Keep every line where the word "this" appears; drop the rest.

Dataset records on visual material:
-- -- --
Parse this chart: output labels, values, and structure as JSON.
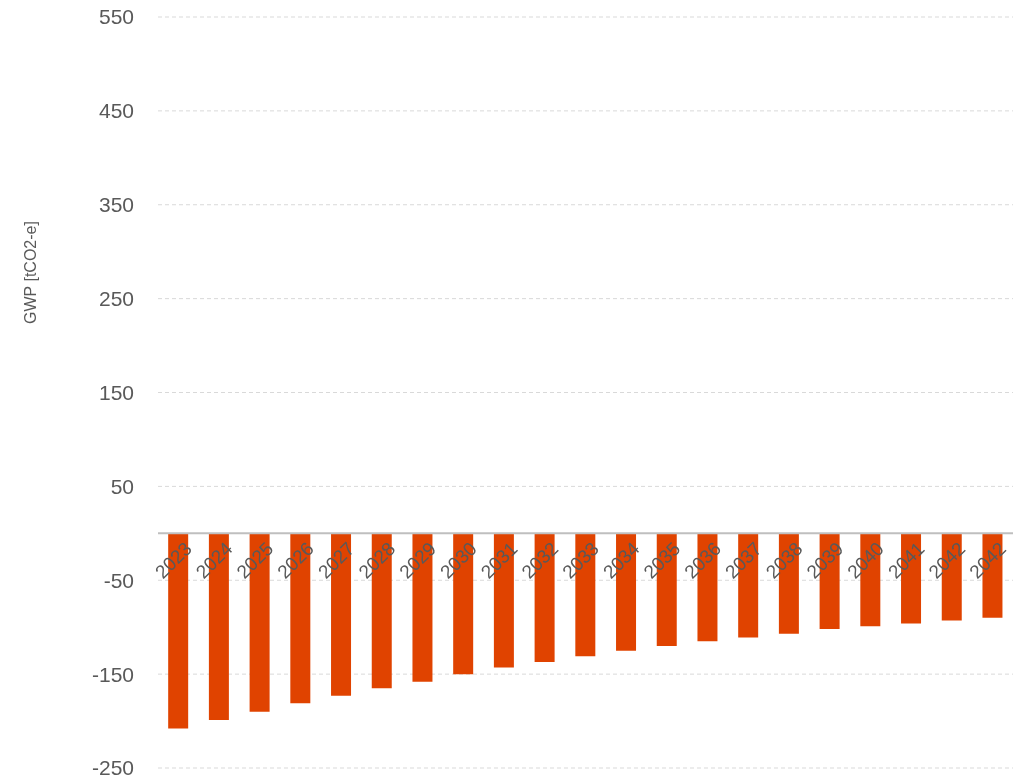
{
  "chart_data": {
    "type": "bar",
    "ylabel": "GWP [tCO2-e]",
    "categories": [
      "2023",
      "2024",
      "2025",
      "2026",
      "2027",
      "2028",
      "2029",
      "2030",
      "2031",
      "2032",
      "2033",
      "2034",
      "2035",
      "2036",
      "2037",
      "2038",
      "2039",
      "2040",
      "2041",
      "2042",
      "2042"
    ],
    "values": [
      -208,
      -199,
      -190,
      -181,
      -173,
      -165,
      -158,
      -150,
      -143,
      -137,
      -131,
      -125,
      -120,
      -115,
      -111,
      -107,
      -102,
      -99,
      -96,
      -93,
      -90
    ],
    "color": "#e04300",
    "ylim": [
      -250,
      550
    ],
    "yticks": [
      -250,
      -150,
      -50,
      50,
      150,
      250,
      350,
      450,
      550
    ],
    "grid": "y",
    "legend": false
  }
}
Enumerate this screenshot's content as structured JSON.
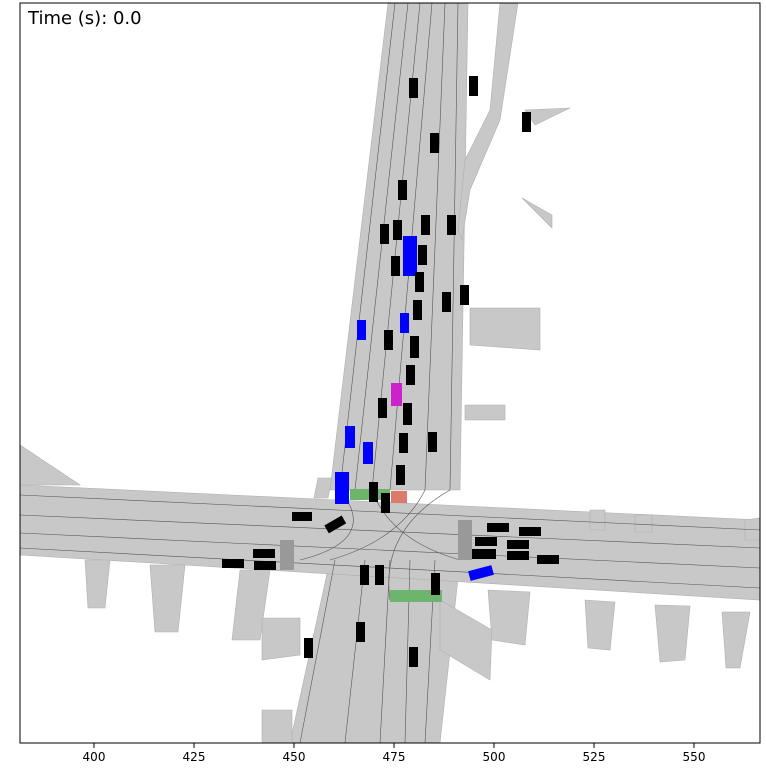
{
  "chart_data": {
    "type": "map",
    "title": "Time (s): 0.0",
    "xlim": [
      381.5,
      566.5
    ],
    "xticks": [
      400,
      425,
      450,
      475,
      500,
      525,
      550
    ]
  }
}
-- -- --
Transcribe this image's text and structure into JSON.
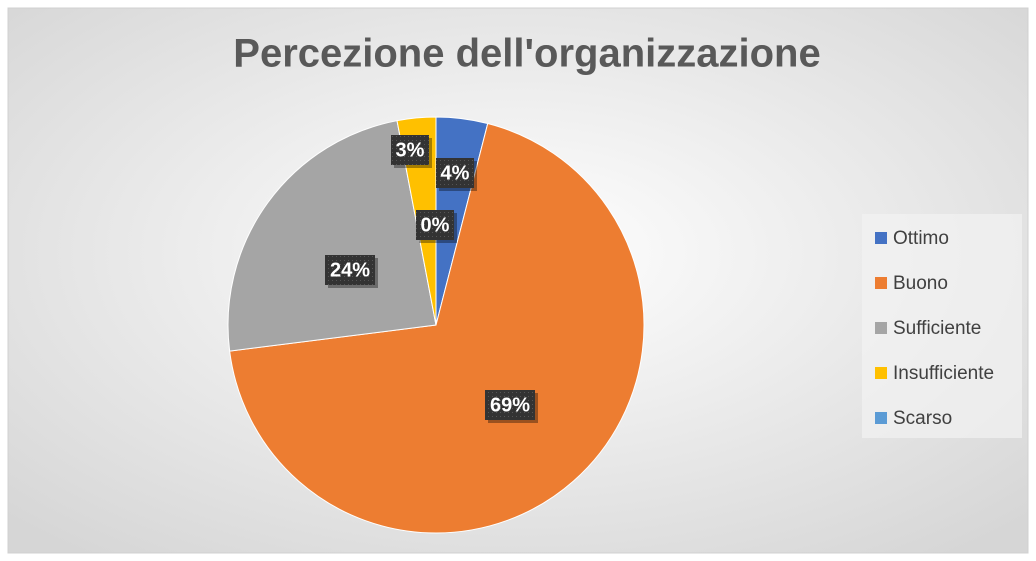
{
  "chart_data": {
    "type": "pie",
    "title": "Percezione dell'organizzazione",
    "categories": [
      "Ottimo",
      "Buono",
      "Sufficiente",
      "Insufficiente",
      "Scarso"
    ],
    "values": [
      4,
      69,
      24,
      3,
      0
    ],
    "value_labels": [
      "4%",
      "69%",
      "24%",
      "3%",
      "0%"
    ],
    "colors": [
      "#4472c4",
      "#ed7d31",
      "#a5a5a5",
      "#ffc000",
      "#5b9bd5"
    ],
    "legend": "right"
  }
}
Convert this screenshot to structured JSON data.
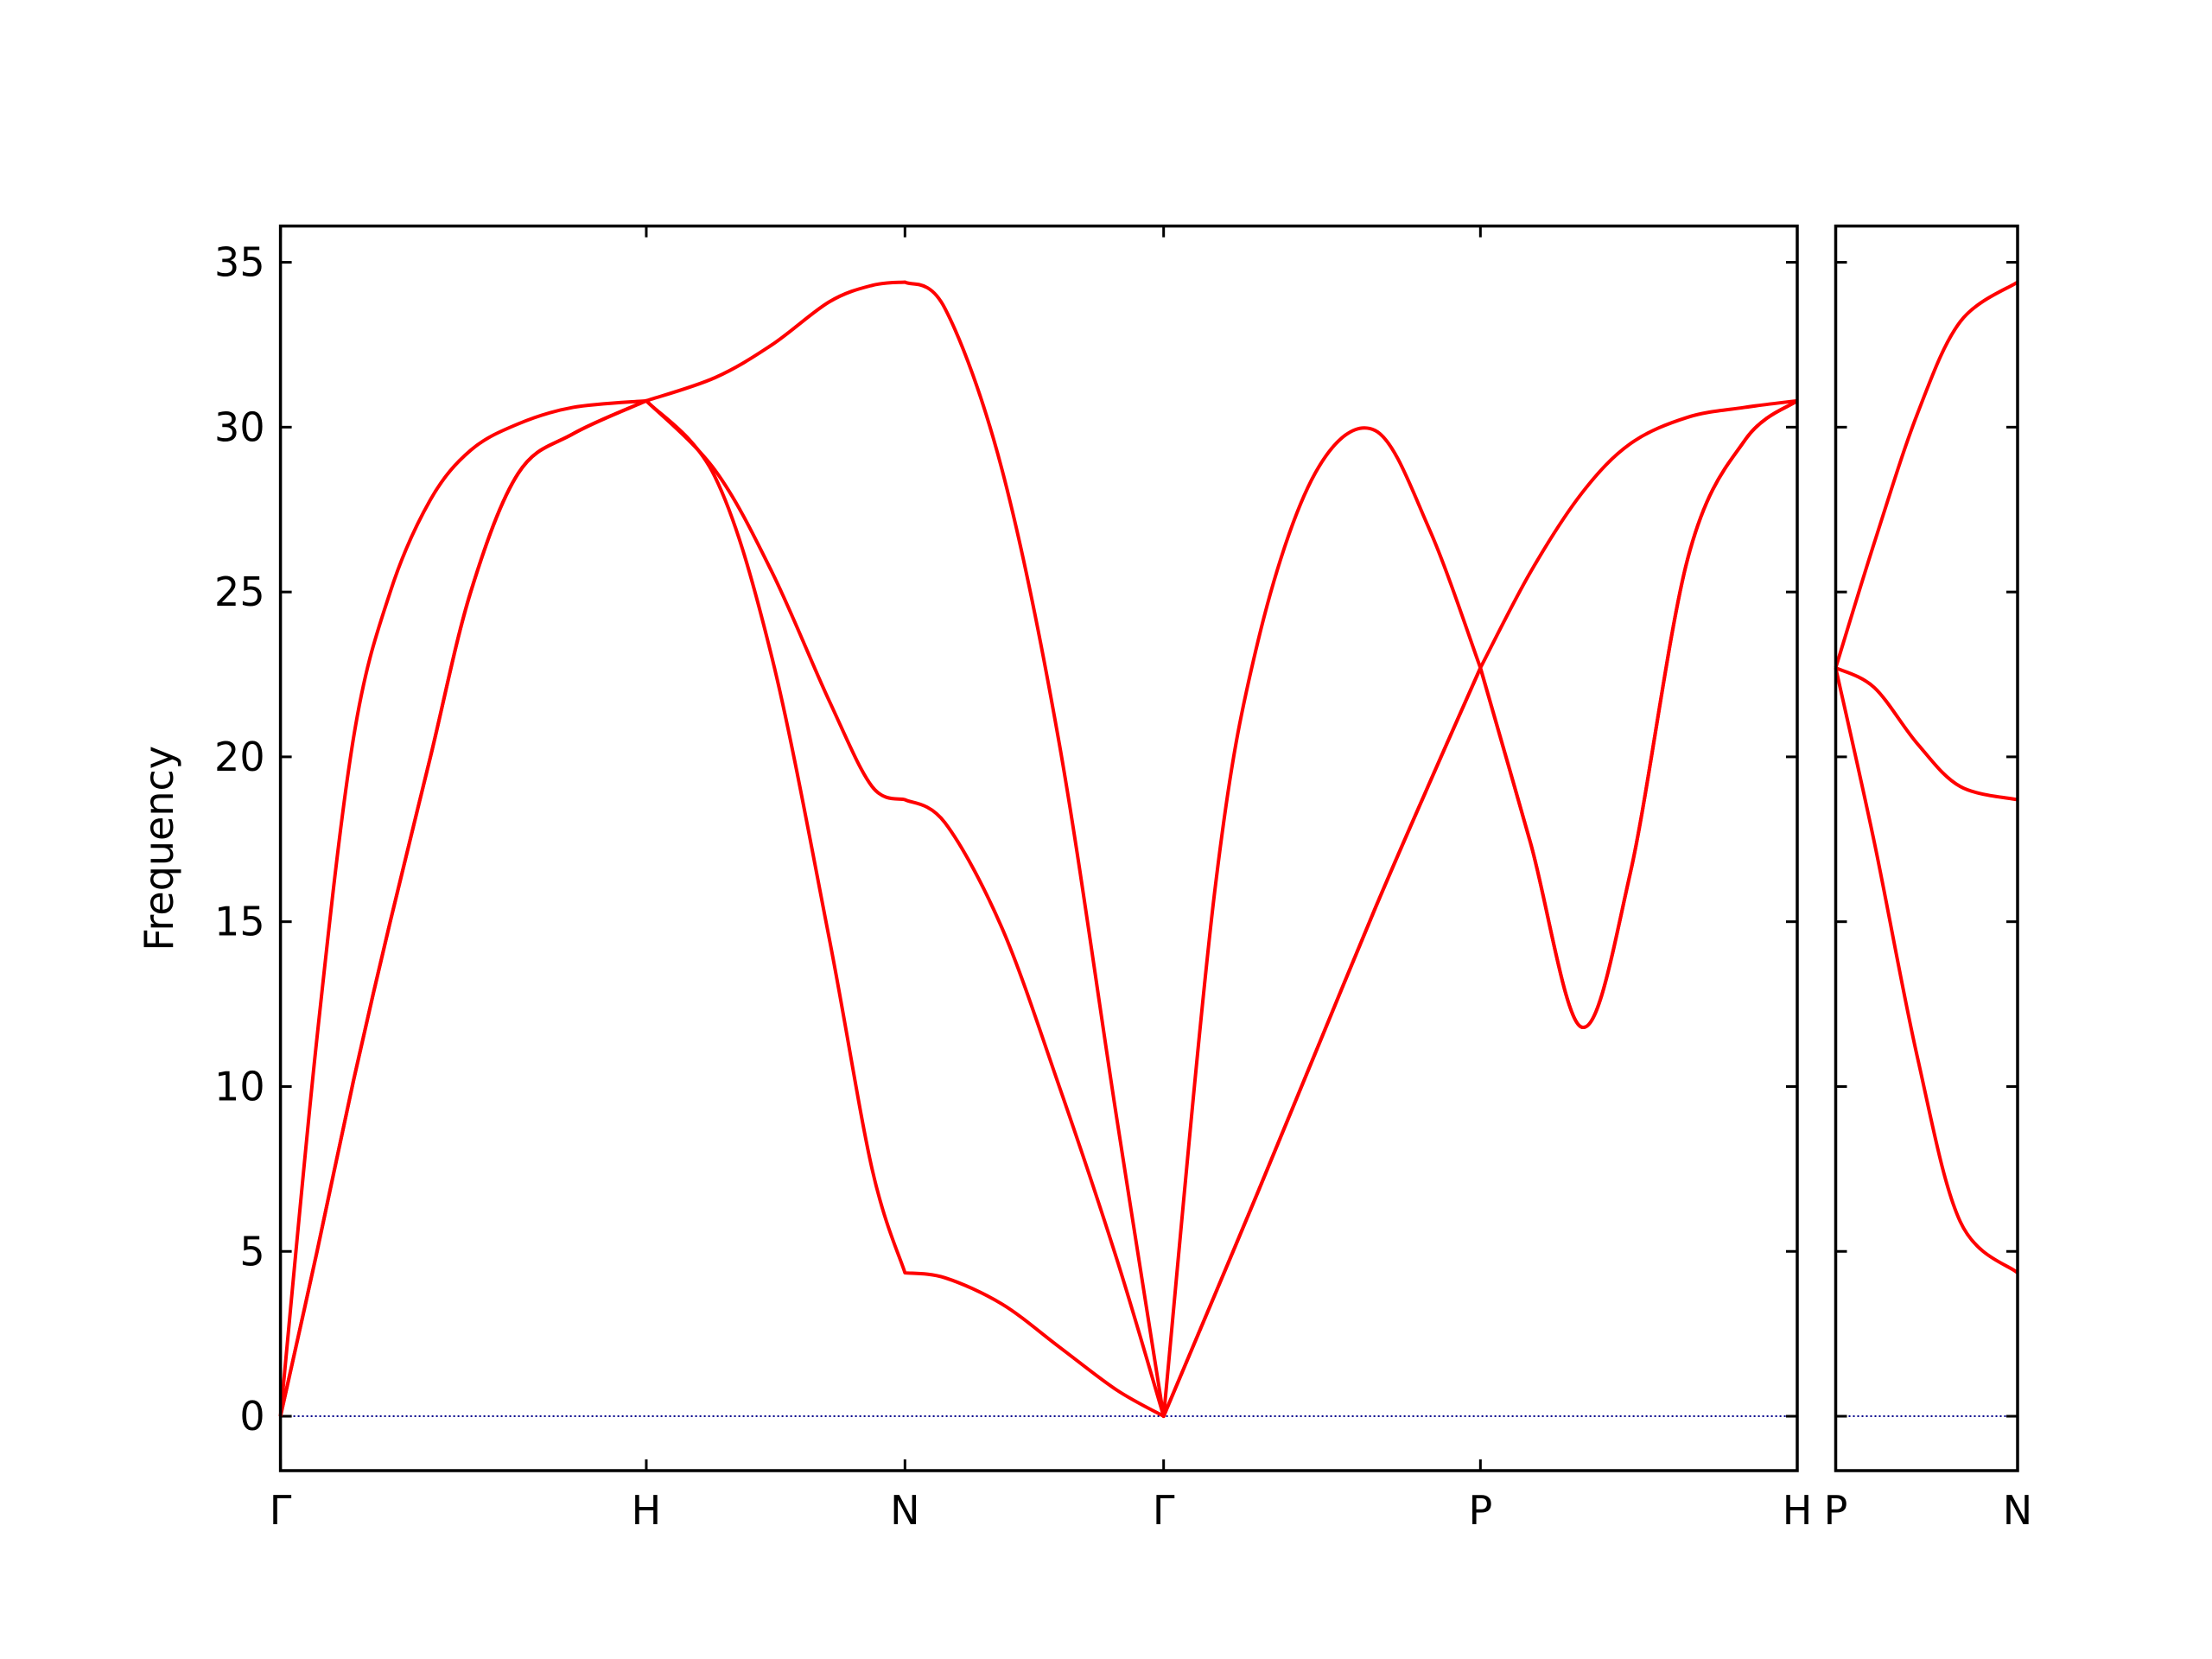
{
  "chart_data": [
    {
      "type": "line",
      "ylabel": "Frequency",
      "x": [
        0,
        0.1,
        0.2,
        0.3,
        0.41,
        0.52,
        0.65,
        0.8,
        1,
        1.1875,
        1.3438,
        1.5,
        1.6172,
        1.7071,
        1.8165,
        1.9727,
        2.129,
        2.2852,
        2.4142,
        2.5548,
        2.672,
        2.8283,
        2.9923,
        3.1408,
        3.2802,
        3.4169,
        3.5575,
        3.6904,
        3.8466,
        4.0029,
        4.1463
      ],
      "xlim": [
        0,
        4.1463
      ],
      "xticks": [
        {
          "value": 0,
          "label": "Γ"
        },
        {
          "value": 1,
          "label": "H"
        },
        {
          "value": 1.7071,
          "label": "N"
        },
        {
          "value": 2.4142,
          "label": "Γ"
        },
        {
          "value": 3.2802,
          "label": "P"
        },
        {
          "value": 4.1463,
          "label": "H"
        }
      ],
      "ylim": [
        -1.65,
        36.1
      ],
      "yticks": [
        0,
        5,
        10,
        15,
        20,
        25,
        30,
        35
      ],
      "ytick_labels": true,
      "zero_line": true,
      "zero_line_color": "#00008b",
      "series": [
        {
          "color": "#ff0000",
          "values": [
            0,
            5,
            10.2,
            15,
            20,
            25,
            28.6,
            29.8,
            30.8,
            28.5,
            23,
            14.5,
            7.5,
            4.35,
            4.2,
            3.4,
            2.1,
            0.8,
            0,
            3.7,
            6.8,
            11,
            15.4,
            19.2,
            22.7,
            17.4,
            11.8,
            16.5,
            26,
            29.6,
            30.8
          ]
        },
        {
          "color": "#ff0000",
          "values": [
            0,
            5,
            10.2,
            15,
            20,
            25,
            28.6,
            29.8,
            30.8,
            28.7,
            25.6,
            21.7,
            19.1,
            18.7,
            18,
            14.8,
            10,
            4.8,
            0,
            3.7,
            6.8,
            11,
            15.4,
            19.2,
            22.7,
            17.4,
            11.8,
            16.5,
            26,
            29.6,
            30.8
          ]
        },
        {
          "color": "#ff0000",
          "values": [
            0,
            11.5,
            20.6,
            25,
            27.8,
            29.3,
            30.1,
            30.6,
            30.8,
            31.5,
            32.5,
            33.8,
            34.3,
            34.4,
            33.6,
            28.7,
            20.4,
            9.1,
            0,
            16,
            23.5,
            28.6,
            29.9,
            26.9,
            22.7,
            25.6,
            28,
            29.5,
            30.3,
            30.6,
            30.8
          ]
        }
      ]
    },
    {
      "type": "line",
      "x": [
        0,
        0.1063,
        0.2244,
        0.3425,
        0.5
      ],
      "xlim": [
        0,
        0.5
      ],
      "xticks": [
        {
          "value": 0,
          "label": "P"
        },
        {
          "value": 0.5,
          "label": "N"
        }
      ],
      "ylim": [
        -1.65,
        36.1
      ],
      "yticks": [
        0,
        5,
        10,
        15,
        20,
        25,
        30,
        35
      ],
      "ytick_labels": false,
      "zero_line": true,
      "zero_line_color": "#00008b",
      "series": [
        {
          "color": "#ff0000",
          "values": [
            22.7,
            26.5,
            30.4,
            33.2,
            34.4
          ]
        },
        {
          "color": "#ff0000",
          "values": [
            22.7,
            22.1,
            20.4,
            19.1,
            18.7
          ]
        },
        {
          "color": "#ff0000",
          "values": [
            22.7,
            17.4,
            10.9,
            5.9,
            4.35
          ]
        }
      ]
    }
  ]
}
-- -- --
Right answer:
Parse this chart: output labels, values, and structure as JSON.
Enumerate this screenshot's content as structured JSON.
Transcribe this image's text and structure into JSON.
Convert this screenshot to structured JSON data.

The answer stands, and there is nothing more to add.